* Goals *
**1.** In the Bank of Japan article, how many years had passed since Japan's previous interest rate hike?
**2.** Lay out as a numbered list everything in the listing from the line containing "x-tick-label: 10 [510,1838,543,1872]" down to the line containing "spectrum-line [133,1139,919,1829]", with both of those lines included and blank lines left out.

TOKYO: The Bank of Japan (BoJ) ended eight years of negative interest rates and other remnants of its unorthodox policy yesterday, making a historic shift away from a focus of reflating growth with decades of massive monetary stimulus.
While the move was Japan’s first interest rate hike in 17 years, it still keeps rates stuck around zero as a fragile economic recovery forces the central bank to go slow in any further rise in borrowing costs, analysts said.
The shift makes Japan the last central bank to exit negative rates and ends an era in which policymakers around the world sought to prop up growth through cheap money and unconventional monetary tools.
“The BoJ today (yesterday) took its first, tentative step towards policy normalisation,” said Frederic Neumann, chief Asia economist at HSBC in Hong Kong.
“The elimination of negative interest rates in particular signals the BoJ’s confidence that Japan has emerged from the grip of deflation.”
In a widely expected decision, the BoJ ditched a policy put in place since 2016 that applied a 0.1% charge on some excess reserves financial institutions parked with the central bank.

* Material for the task *
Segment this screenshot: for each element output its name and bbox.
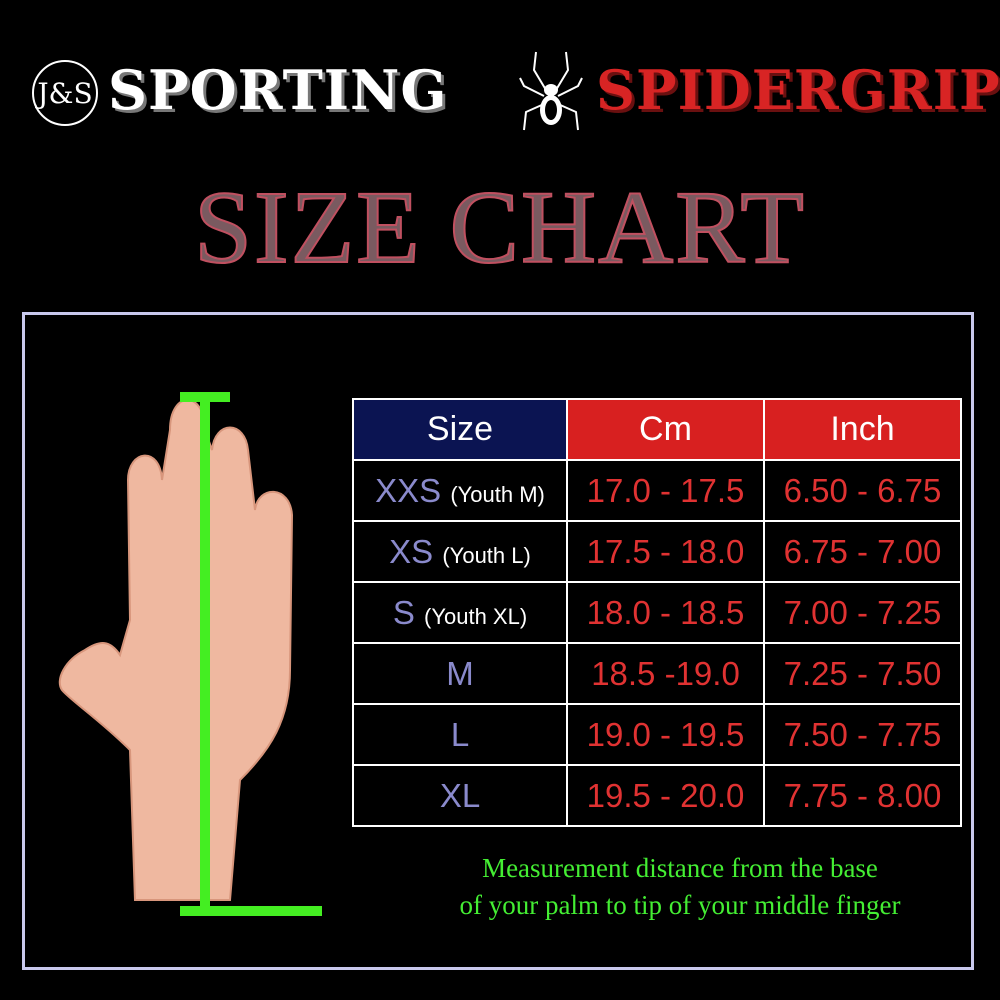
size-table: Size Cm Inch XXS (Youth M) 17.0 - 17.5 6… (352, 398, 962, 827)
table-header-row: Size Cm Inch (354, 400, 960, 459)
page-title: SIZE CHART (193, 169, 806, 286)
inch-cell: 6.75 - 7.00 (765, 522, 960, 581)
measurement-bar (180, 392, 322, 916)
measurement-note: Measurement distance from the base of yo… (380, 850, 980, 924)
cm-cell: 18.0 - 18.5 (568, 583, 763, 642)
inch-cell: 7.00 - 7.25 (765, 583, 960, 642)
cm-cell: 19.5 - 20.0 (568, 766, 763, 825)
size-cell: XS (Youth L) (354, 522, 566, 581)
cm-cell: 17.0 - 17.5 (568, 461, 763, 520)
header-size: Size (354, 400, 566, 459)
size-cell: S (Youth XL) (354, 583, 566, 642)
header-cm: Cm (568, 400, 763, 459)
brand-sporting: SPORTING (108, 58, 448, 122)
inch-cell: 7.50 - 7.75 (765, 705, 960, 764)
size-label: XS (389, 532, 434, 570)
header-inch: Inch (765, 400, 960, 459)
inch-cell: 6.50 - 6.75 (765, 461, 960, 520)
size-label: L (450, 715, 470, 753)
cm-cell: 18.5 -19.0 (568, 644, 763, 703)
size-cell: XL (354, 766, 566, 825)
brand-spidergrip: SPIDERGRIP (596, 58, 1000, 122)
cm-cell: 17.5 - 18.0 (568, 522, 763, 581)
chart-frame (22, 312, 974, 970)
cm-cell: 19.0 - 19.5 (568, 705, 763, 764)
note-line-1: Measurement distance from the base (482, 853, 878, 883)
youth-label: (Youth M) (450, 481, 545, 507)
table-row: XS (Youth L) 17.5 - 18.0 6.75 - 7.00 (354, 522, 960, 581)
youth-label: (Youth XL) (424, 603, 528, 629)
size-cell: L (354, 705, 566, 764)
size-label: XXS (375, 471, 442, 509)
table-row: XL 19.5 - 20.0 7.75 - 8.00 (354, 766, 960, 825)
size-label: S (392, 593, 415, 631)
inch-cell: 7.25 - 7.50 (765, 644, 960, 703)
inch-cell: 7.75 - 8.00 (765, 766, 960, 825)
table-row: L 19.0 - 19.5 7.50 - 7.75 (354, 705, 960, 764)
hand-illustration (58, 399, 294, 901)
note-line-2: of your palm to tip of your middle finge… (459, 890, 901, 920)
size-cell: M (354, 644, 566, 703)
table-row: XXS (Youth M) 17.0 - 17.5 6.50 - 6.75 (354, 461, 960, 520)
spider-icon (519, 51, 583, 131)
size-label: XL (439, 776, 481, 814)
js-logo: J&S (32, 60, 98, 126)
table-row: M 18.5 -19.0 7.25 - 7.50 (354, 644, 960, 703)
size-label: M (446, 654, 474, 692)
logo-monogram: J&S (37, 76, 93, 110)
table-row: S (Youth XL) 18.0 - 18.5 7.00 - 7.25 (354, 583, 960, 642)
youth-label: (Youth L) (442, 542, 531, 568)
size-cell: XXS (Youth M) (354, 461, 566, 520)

==

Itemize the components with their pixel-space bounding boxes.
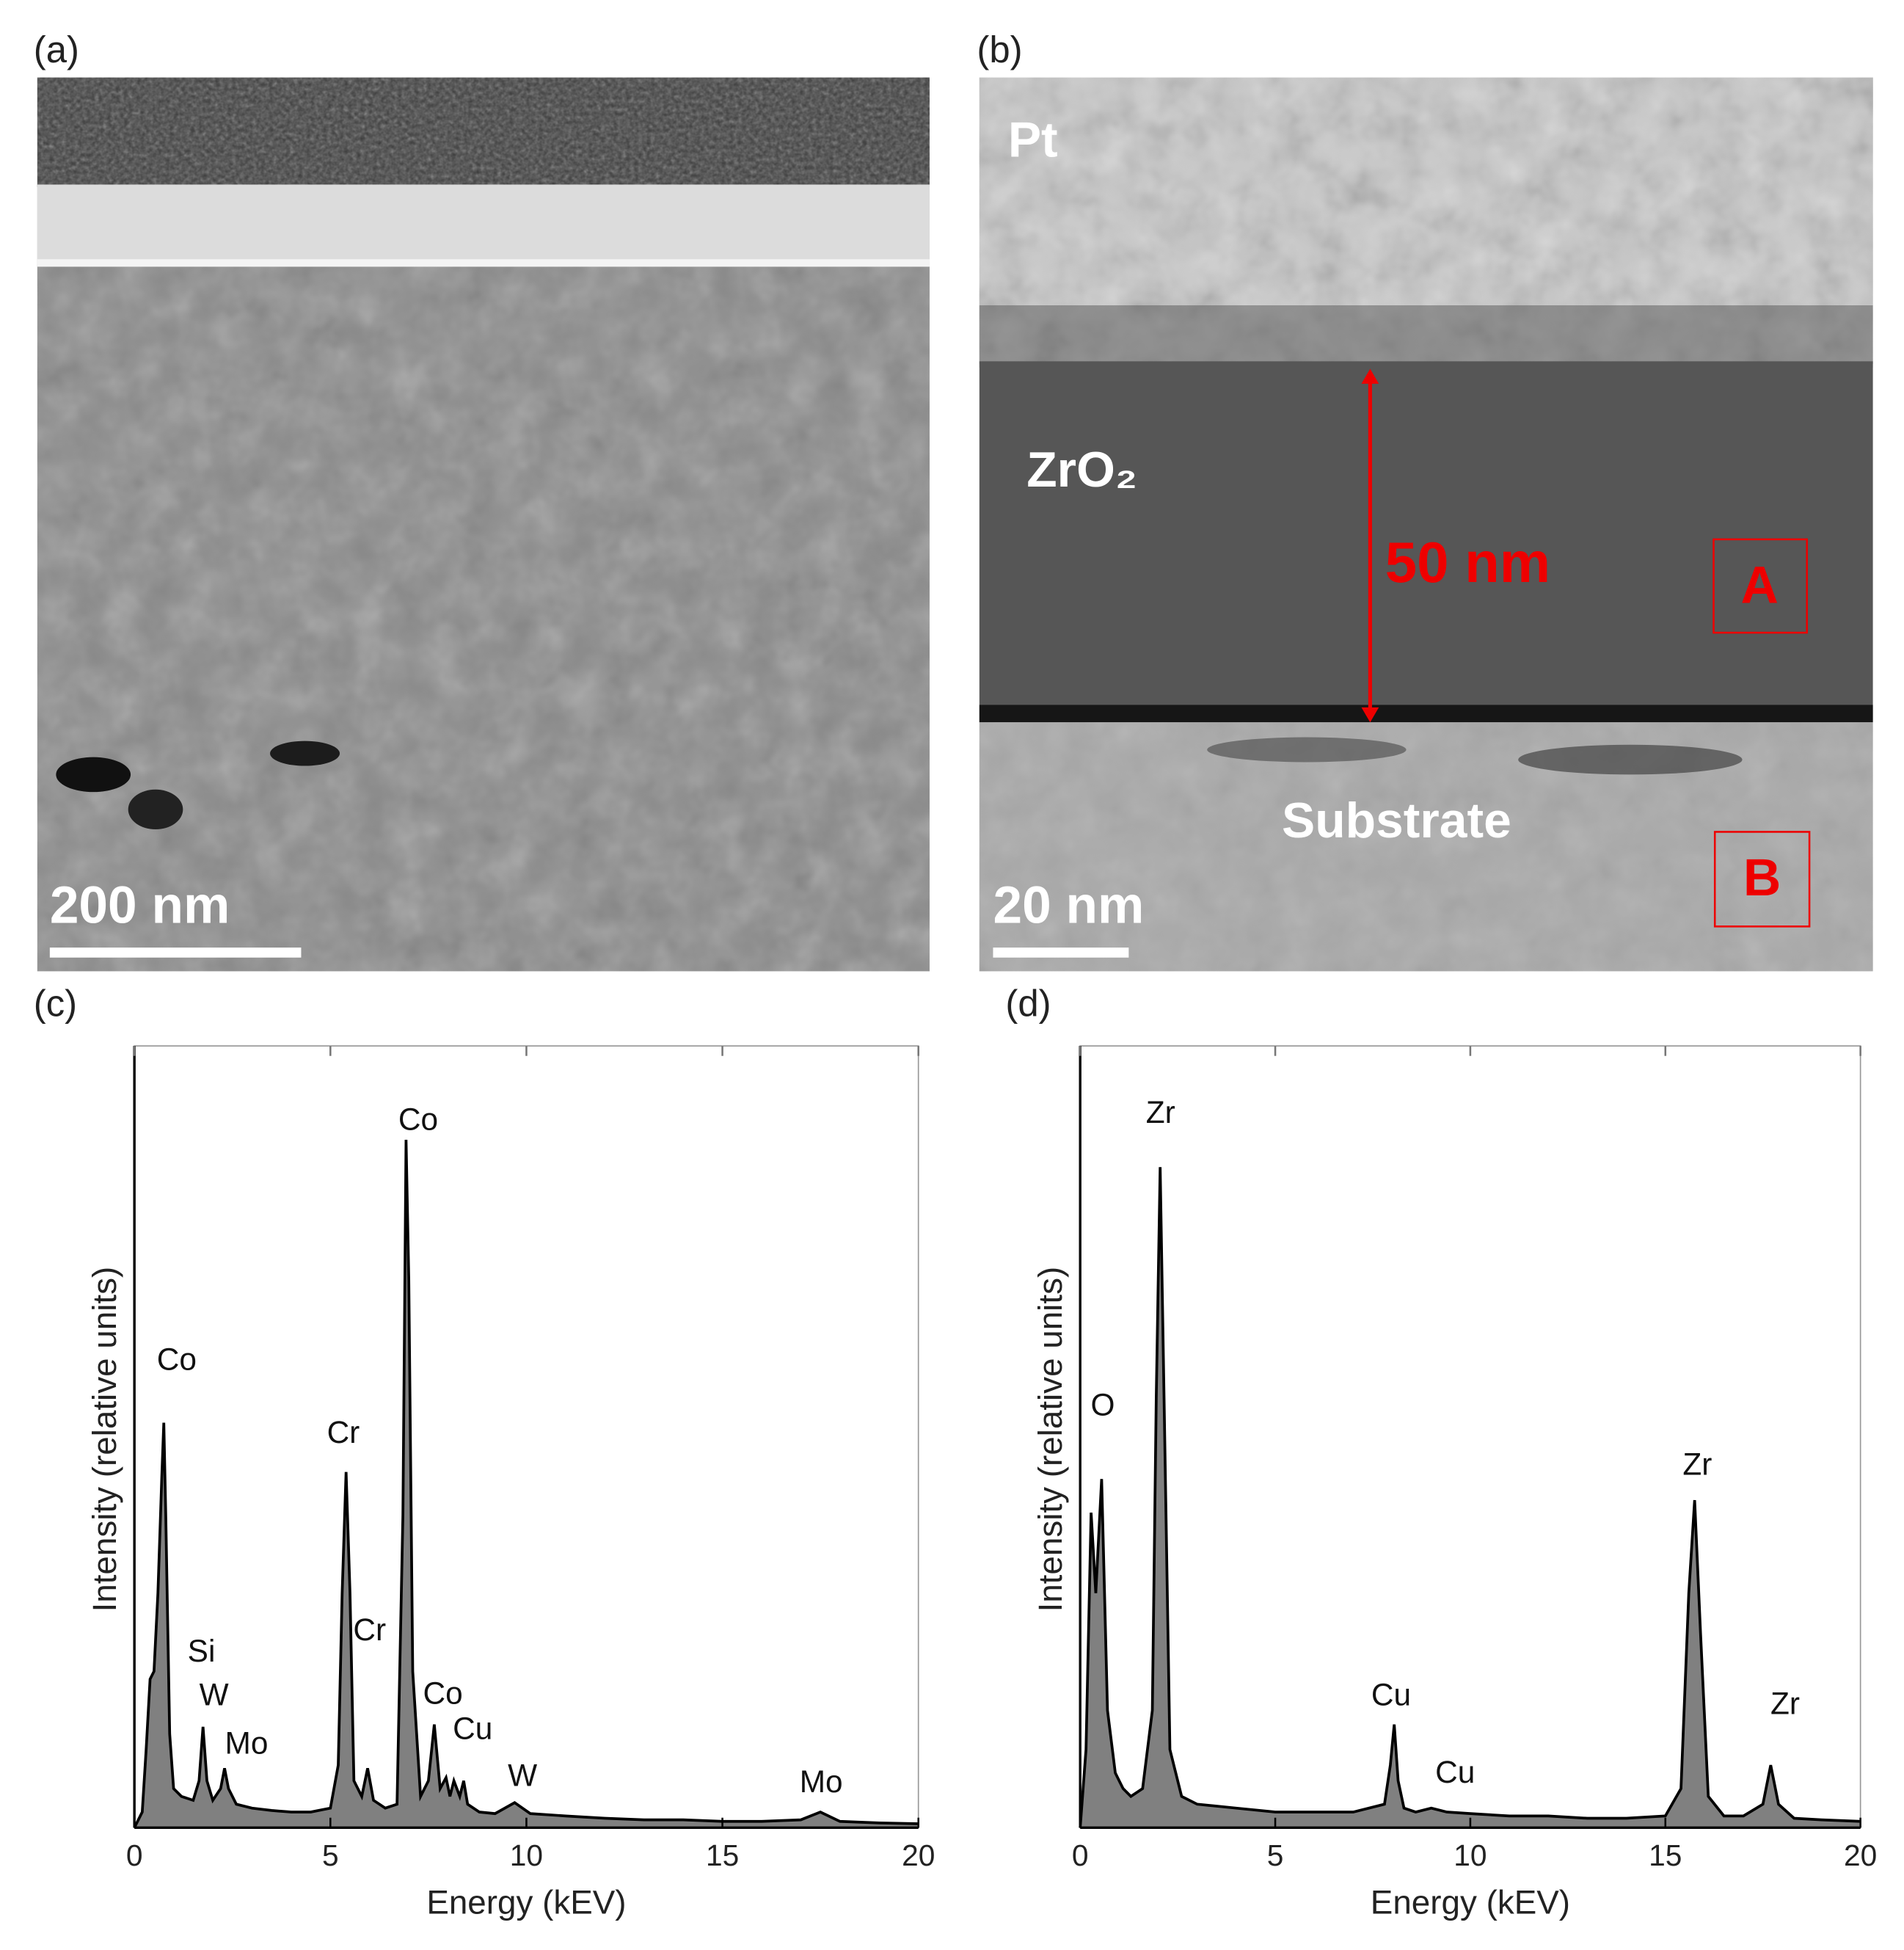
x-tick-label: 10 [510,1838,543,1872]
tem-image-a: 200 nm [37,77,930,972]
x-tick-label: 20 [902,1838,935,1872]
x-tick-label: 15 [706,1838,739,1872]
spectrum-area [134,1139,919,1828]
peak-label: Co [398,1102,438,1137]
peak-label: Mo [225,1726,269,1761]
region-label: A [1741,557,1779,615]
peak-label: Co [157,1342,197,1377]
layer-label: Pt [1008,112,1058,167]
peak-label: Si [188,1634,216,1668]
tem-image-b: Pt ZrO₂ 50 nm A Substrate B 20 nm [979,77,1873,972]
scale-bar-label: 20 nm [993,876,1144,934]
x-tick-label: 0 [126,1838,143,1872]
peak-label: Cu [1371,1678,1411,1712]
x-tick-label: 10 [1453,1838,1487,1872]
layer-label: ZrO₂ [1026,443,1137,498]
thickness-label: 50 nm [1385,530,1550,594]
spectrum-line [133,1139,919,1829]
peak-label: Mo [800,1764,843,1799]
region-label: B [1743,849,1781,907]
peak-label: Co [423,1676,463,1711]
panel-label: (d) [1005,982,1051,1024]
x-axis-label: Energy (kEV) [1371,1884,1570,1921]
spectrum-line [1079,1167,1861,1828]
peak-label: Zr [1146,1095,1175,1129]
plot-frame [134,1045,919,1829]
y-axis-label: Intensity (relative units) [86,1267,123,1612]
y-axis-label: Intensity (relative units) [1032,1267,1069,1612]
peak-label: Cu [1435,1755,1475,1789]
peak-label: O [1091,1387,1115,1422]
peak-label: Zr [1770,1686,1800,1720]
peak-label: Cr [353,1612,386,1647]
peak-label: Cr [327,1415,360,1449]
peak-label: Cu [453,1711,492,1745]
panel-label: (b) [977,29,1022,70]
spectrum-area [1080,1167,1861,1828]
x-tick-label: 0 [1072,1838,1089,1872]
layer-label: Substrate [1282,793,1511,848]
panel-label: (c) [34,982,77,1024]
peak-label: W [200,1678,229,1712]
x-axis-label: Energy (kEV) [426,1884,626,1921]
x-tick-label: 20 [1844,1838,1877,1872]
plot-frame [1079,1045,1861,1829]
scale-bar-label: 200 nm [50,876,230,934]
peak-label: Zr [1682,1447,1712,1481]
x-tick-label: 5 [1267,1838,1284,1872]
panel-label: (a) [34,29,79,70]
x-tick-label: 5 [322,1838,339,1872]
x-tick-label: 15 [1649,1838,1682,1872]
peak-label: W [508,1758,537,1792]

* * *

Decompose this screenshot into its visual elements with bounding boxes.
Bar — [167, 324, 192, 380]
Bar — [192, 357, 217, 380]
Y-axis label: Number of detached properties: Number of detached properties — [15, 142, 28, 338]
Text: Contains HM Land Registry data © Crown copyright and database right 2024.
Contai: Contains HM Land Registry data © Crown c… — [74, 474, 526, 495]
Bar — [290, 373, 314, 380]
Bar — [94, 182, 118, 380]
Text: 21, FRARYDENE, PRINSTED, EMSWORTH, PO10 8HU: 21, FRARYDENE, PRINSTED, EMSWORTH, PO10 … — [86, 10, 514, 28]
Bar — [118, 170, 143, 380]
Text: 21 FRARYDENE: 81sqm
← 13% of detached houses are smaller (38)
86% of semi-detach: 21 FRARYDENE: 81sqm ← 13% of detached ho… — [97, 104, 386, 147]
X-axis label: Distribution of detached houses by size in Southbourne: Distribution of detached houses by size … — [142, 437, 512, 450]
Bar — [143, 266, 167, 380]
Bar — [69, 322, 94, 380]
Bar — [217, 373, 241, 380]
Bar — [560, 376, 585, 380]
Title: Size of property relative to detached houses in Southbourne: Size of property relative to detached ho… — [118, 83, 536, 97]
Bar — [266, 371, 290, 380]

* Answers in order *
**1.** 17 years.

**2.**
1. x-tick-label: 10 [510,1838,543,1872]
2. tem-image-a: 200 nm [37,77,930,972]
3. x-tick-label: 20 [902,1838,935,1872]
4. x-tick-label: 15 [706,1838,739,1872]
5. spectrum-area [134,1139,919,1828]
6. peak-label: Co [398,1102,438,1137]
7. peak-label: Mo [225,1726,269,1761]
8. region-label: A [1741,557,1779,615]
9. peak-label: Co [157,1342,197,1377]
10. layer-label: Pt [1008,112,1058,167]
11. peak-label: Si [188,1634,216,1668]
12. tem-image-b: Pt ZrO₂ 50 nm A Substrate B 20 nm [979,77,1873,972]
13. scale-bar-label: 20 nm [993,876,1144,934]
14. x-tick-label: 0 [126,1838,143,1872]
15. peak-label: Cu [1371,1678,1411,1712]
16. x-tick-label: 10 [1453,1838,1487,1872]
17. layer-label: ZrO₂ [1026,443,1137,498]
18. thickness-label: 50 nm [1385,530,1550,594]
19. spectrum-line [133,1139,919,1829]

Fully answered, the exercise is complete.